=== AVAILABLE RECORDS ===

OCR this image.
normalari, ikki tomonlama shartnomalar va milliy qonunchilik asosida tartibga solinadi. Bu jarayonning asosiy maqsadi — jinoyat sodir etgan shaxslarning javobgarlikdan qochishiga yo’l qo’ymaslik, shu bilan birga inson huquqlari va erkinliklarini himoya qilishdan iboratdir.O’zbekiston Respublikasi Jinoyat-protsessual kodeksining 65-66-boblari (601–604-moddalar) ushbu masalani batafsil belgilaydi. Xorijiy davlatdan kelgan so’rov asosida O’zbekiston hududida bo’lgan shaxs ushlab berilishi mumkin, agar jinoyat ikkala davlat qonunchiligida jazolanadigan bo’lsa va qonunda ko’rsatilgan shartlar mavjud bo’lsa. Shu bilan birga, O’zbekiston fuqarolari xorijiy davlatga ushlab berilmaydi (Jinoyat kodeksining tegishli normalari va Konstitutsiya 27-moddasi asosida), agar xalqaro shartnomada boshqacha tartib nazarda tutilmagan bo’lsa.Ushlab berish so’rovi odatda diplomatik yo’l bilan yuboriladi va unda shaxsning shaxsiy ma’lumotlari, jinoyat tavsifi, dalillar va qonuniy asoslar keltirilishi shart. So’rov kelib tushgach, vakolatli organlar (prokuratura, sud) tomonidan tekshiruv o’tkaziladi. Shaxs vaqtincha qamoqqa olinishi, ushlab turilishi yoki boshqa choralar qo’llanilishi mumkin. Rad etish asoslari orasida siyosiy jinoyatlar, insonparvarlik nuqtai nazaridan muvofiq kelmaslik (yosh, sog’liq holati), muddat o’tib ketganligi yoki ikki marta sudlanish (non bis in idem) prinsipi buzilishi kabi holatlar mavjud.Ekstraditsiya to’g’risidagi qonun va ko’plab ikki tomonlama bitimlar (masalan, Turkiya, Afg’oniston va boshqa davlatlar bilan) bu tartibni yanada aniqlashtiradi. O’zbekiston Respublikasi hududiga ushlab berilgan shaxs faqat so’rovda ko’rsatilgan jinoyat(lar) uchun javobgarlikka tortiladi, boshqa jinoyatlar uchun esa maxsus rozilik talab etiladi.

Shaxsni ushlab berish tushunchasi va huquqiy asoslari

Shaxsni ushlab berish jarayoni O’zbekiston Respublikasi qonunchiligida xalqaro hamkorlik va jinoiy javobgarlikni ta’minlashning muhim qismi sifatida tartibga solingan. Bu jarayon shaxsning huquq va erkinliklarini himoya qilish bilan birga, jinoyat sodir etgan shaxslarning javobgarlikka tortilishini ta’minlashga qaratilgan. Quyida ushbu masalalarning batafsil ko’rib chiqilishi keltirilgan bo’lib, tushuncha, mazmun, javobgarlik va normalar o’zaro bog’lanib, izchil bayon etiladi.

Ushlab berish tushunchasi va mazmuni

===

# EXERCISE BRIEF
Select and copy every line of the listing with the word "tushunchasi".

# COMPLETED TASK
Shaxsni ushlab berish tushunchasi va huquqiy asoslari
Ushlab berish tushunchasi va mazmuni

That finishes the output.